◆ Dataset items ◆
»»

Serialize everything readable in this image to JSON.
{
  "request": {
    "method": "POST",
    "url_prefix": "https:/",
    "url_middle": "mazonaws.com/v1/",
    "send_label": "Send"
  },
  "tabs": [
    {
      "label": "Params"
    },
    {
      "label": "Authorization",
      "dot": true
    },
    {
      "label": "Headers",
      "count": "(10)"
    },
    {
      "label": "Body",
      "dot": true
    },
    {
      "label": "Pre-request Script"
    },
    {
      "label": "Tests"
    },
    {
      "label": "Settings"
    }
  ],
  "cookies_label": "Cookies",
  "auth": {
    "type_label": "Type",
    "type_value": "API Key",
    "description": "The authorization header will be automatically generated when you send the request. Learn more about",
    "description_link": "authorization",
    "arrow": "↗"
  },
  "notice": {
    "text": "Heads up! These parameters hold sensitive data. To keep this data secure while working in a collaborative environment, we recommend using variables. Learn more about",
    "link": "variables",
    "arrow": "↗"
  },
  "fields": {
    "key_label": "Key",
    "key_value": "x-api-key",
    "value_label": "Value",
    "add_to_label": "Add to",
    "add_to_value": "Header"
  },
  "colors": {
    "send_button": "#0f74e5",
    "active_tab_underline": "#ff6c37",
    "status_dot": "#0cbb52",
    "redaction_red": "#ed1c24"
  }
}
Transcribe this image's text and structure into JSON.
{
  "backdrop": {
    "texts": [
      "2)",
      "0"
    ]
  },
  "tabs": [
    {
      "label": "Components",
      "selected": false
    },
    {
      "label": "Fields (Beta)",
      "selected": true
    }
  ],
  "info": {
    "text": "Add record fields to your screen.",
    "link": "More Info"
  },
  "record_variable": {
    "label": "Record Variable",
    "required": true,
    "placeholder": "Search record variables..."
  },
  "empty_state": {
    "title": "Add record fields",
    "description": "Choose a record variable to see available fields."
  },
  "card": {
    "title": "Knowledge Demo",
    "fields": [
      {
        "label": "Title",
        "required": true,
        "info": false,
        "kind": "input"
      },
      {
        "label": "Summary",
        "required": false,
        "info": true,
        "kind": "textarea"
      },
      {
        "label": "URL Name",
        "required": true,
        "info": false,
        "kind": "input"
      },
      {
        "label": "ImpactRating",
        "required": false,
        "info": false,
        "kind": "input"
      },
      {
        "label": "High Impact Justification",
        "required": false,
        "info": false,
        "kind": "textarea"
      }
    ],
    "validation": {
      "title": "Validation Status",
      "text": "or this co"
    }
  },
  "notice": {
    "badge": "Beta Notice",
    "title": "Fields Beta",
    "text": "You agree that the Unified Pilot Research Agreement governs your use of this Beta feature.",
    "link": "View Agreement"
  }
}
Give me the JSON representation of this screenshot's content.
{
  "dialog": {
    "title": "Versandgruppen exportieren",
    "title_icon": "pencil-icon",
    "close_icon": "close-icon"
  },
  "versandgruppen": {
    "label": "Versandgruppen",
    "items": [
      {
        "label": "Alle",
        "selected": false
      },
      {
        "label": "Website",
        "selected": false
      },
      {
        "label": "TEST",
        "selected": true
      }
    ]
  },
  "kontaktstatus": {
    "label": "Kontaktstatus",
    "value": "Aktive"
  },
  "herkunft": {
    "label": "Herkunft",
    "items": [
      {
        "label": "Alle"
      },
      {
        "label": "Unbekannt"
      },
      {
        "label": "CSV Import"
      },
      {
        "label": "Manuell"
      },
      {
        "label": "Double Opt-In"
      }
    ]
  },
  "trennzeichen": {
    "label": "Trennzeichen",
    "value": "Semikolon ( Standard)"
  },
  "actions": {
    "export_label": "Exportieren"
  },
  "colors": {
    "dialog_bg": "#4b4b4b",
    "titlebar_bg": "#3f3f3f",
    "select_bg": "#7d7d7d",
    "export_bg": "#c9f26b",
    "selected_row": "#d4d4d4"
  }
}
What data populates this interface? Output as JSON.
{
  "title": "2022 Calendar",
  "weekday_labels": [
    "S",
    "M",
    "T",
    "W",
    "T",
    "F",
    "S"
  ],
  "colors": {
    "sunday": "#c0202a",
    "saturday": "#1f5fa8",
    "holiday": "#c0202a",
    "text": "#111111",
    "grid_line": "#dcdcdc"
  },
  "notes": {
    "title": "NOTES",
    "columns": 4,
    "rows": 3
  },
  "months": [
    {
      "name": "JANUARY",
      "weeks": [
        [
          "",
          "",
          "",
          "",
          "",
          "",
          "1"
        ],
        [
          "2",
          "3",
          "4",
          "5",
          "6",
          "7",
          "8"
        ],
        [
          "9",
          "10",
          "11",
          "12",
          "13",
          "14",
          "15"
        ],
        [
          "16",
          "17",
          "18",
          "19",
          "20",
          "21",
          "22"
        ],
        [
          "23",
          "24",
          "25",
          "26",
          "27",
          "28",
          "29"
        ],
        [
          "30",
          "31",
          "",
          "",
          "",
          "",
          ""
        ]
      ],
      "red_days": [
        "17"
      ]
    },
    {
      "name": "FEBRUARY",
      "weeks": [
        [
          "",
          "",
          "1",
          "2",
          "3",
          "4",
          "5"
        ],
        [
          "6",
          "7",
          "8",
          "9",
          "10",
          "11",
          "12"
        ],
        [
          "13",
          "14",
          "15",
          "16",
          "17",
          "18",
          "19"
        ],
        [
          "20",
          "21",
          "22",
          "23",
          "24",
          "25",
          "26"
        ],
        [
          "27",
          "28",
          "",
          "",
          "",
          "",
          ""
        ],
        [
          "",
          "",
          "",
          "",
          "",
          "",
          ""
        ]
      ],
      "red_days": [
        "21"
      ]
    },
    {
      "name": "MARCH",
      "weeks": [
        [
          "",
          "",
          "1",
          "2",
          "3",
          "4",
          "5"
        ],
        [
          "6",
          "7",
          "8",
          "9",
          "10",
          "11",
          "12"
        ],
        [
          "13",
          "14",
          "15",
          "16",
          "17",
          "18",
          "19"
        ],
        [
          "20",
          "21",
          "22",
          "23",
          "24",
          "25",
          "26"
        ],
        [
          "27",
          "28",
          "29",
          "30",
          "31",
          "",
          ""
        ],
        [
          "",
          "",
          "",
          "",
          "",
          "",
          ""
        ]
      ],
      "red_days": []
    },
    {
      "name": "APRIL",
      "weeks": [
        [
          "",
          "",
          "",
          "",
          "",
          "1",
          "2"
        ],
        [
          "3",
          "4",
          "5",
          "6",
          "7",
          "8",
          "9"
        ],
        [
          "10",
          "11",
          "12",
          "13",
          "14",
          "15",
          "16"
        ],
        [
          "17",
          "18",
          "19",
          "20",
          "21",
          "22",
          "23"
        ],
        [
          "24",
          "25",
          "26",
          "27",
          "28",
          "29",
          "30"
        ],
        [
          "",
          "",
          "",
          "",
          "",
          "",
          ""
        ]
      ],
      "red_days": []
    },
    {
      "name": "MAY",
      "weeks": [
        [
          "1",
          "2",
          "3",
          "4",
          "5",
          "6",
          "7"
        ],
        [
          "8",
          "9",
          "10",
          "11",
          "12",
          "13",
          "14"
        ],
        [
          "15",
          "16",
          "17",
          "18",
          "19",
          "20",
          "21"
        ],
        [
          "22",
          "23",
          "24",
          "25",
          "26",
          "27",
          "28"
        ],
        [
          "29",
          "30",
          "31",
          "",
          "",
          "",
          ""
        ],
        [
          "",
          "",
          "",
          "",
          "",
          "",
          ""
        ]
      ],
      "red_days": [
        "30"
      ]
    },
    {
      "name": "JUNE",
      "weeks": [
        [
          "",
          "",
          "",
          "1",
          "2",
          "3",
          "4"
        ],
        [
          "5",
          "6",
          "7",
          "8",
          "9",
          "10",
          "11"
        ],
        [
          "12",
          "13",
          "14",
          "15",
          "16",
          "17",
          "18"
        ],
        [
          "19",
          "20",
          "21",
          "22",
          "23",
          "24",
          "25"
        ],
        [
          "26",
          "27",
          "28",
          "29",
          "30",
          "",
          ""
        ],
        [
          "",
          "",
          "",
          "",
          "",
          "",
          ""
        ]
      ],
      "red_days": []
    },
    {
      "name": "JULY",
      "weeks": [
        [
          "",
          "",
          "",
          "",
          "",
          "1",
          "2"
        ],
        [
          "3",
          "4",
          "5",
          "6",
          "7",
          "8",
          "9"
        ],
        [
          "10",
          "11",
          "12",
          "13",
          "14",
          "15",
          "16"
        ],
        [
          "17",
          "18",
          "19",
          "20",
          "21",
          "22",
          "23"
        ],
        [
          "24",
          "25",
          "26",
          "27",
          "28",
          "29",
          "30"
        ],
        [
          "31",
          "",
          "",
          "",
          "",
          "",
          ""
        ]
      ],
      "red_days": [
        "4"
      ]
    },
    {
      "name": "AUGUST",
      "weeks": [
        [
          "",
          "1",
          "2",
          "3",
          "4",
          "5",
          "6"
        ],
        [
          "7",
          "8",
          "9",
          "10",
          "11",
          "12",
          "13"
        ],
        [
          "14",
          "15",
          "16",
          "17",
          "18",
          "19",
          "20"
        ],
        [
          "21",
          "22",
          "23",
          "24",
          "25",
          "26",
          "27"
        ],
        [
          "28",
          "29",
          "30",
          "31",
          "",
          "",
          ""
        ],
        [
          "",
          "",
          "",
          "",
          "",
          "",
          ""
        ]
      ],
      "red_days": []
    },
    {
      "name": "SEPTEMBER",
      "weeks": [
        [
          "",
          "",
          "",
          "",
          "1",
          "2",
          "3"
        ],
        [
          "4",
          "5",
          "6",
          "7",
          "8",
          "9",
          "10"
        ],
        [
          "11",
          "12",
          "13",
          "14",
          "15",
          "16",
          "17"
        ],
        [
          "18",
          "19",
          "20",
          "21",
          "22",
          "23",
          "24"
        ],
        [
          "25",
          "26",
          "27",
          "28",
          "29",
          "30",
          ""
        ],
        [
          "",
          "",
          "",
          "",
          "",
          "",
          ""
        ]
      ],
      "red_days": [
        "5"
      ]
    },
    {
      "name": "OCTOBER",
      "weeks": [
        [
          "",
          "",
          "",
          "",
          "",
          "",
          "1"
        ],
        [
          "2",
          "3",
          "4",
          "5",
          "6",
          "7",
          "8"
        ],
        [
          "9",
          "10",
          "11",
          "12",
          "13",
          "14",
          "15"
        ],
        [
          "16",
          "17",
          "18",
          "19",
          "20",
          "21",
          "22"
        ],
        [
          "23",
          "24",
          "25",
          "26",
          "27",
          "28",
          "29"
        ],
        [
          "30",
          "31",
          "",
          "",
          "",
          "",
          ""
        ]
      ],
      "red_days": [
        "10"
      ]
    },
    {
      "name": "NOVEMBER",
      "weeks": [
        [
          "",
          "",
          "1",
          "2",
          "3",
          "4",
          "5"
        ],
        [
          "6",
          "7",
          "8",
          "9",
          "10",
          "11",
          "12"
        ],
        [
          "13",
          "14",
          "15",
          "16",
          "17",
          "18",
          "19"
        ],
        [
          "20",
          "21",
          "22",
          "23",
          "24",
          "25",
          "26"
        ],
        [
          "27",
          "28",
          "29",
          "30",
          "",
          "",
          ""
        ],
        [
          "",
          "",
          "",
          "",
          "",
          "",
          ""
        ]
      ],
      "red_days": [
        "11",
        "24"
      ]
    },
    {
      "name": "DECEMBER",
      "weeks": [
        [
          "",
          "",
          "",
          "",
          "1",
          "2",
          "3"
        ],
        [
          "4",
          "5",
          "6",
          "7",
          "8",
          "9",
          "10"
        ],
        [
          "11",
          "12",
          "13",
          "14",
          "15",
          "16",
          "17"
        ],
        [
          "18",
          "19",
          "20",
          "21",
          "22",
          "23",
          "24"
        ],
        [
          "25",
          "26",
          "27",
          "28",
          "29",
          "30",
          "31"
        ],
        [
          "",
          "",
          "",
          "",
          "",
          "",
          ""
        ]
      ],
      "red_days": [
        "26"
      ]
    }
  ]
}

««

◆ STATED PROBLEM ◆
Tally the lines holding the string "icon" and give only the count.

◆ ANSWER BELOW ◆
2